→ **What to work on**
Please write the listing below out again exactly, leaving every picture behind.

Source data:
»»

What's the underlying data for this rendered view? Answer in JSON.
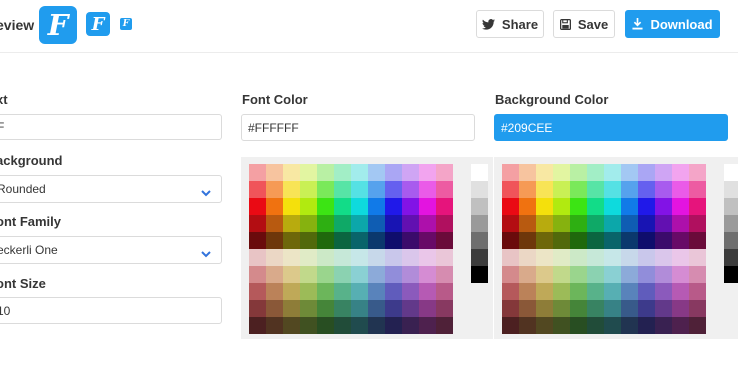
{
  "header": {
    "preview_label": "eview",
    "favicon_letter": "F",
    "share_label": "Share",
    "save_label": "Save",
    "download_label": "Download"
  },
  "form": {
    "text": {
      "label": "xt",
      "value": "F"
    },
    "background": {
      "label": "ackground",
      "value": "Rounded"
    },
    "font_family": {
      "label": "ont Family",
      "value": "eckerli One"
    },
    "font_size": {
      "label": "ont Size",
      "value": "10"
    },
    "font_color": {
      "label": "Font Color",
      "value": "#FFFFFF"
    },
    "background_color": {
      "label": "Background Color",
      "value": "#209CEE"
    }
  },
  "colors": {
    "accent": "#209cee",
    "swatch_grid": [
      [
        "#f4a0a3",
        "#f7c49f",
        "#f8e8a3",
        "#e2f5a1",
        "#b9f0a4",
        "#a2eec6",
        "#a2ecec",
        "#a3c8f3",
        "#aaa6f4",
        "#cfa5f4",
        "#f2a4ef",
        "#f4a5c8"
      ],
      [
        "#f0545a",
        "#f69a55",
        "#f8e456",
        "#c9f055",
        "#7ae95a",
        "#57e4a6",
        "#55e1e4",
        "#56a2ed",
        "#6560ef",
        "#a85bee",
        "#ea5be8",
        "#ed5ba2"
      ],
      [
        "#ea0a14",
        "#f07210",
        "#f4e00c",
        "#b1ea10",
        "#3ce414",
        "#12dc88",
        "#0edadd",
        "#117ae8",
        "#2019e9",
        "#8213e6",
        "#e314e0",
        "#e6147c"
      ],
      [
        "#b30d12",
        "#b85a10",
        "#b8ab0e",
        "#86b20f",
        "#2eaf12",
        "#0fa967",
        "#0ca7aa",
        "#0f5db3",
        "#1814b3",
        "#6210b1",
        "#ad10ab",
        "#b0105f"
      ],
      [
        "#6a0b0c",
        "#6e370b",
        "#6e670a",
        "#51690b",
        "#1f690c",
        "#0b6540",
        "#09646a",
        "#0b386d",
        "#0f0d6c",
        "#3b0b6b",
        "#680a67",
        "#6a0b3a"
      ],
      [
        "#e8c4c5",
        "#ebd7c5",
        "#ece5c6",
        "#e0ebc6",
        "#cce9c7",
        "#c6e8d8",
        "#c6e7e8",
        "#c7d8ea",
        "#c9c7eb",
        "#dac6eb",
        "#eac6e9",
        "#eac6d8"
      ],
      [
        "#d48a8c",
        "#d9aa8b",
        "#dcc98b",
        "#c1d98b",
        "#9ad58d",
        "#8bd2b1",
        "#8ad0d3",
        "#8caad9",
        "#918dda",
        "#b18cd9",
        "#d58cd3",
        "#d68cb0"
      ],
      [
        "#b5595b",
        "#bb8259",
        "#bfa958",
        "#9cbb58",
        "#6cb65b",
        "#58b28a",
        "#57afb3",
        "#5983bb",
        "#605cbc",
        "#8b5abc",
        "#b65ab4",
        "#b85a89"
      ],
      [
        "#84383a",
        "#8a5838",
        "#8e7d38",
        "#6e8a38",
        "#458539",
        "#388362",
        "#378286",
        "#385a8a",
        "#3d3a8b",
        "#62398a",
        "#873986",
        "#883961"
      ],
      [
        "#4c2021",
        "#513321",
        "#524821",
        "#405121",
        "#284e22",
        "#214c39",
        "#204b4e",
        "#213451",
        "#232151",
        "#392151",
        "#4e214e",
        "#4f2138"
      ]
    ],
    "gray_column": [
      "#ffffff",
      "#e0e0e0",
      "#c0c0c0",
      "#9a9a9a",
      "#6e6e6e",
      "#3c3c3c",
      "#000000"
    ]
  },
  "icons": {
    "share": "twitter-bird-icon",
    "save": "floppy-disk-icon",
    "download": "download-arrow-icon",
    "select_arrow": "chevron-down-icon"
  }
}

««

→ **Exercise output**
What's the underlying data for this rendered view? Answer in JSON.
{
  "header": {
    "preview_label": "eview",
    "favicon_letter": "F",
    "share_label": "Share",
    "save_label": "Save",
    "download_label": "Download"
  },
  "form": {
    "text": {
      "label": "xt",
      "value": "F"
    },
    "background": {
      "label": "ackground",
      "value": "Rounded"
    },
    "font_family": {
      "label": "ont Family",
      "value": "eckerli One"
    },
    "font_size": {
      "label": "ont Size",
      "value": "10"
    },
    "font_color": {
      "label": "Font Color",
      "value": "#FFFFFF"
    },
    "background_color": {
      "label": "Background Color",
      "value": "#209CEE"
    }
  },
  "colors": {
    "accent": "#209cee",
    "swatch_grid": [
      [
        "#f4a0a3",
        "#f7c49f",
        "#f8e8a3",
        "#e2f5a1",
        "#b9f0a4",
        "#a2eec6",
        "#a2ecec",
        "#a3c8f3",
        "#aaa6f4",
        "#cfa5f4",
        "#f2a4ef",
        "#f4a5c8"
      ],
      [
        "#f0545a",
        "#f69a55",
        "#f8e456",
        "#c9f055",
        "#7ae95a",
        "#57e4a6",
        "#55e1e4",
        "#56a2ed",
        "#6560ef",
        "#a85bee",
        "#ea5be8",
        "#ed5ba2"
      ],
      [
        "#ea0a14",
        "#f07210",
        "#f4e00c",
        "#b1ea10",
        "#3ce414",
        "#12dc88",
        "#0edadd",
        "#117ae8",
        "#2019e9",
        "#8213e6",
        "#e314e0",
        "#e6147c"
      ],
      [
        "#b30d12",
        "#b85a10",
        "#b8ab0e",
        "#86b20f",
        "#2eaf12",
        "#0fa967",
        "#0ca7aa",
        "#0f5db3",
        "#1814b3",
        "#6210b1",
        "#ad10ab",
        "#b0105f"
      ],
      [
        "#6a0b0c",
        "#6e370b",
        "#6e670a",
        "#51690b",
        "#1f690c",
        "#0b6540",
        "#09646a",
        "#0b386d",
        "#0f0d6c",
        "#3b0b6b",
        "#680a67",
        "#6a0b3a"
      ],
      [
        "#e8c4c5",
        "#ebd7c5",
        "#ece5c6",
        "#e0ebc6",
        "#cce9c7",
        "#c6e8d8",
        "#c6e7e8",
        "#c7d8ea",
        "#c9c7eb",
        "#dac6eb",
        "#eac6e9",
        "#eac6d8"
      ],
      [
        "#d48a8c",
        "#d9aa8b",
        "#dcc98b",
        "#c1d98b",
        "#9ad58d",
        "#8bd2b1",
        "#8ad0d3",
        "#8caad9",
        "#918dda",
        "#b18cd9",
        "#d58cd3",
        "#d68cb0"
      ],
      [
        "#b5595b",
        "#bb8259",
        "#bfa958",
        "#9cbb58",
        "#6cb65b",
        "#58b28a",
        "#57afb3",
        "#5983bb",
        "#605cbc",
        "#8b5abc",
        "#b65ab4",
        "#b85a89"
      ],
      [
        "#84383a",
        "#8a5838",
        "#8e7d38",
        "#6e8a38",
        "#458539",
        "#388362",
        "#378286",
        "#385a8a",
        "#3d3a8b",
        "#62398a",
        "#873986",
        "#883961"
      ],
      [
        "#4c2021",
        "#513321",
        "#524821",
        "#405121",
        "#284e22",
        "#214c39",
        "#204b4e",
        "#213451",
        "#232151",
        "#392151",
        "#4e214e",
        "#4f2138"
      ]
    ],
    "gray_column": [
      "#ffffff",
      "#e0e0e0",
      "#c0c0c0",
      "#9a9a9a",
      "#6e6e6e",
      "#3c3c3c",
      "#000000"
    ]
  },
  "icons": {
    "share": "twitter-bird-icon",
    "save": "floppy-disk-icon",
    "download": "download-arrow-icon",
    "select_arrow": "chevron-down-icon"
  }
}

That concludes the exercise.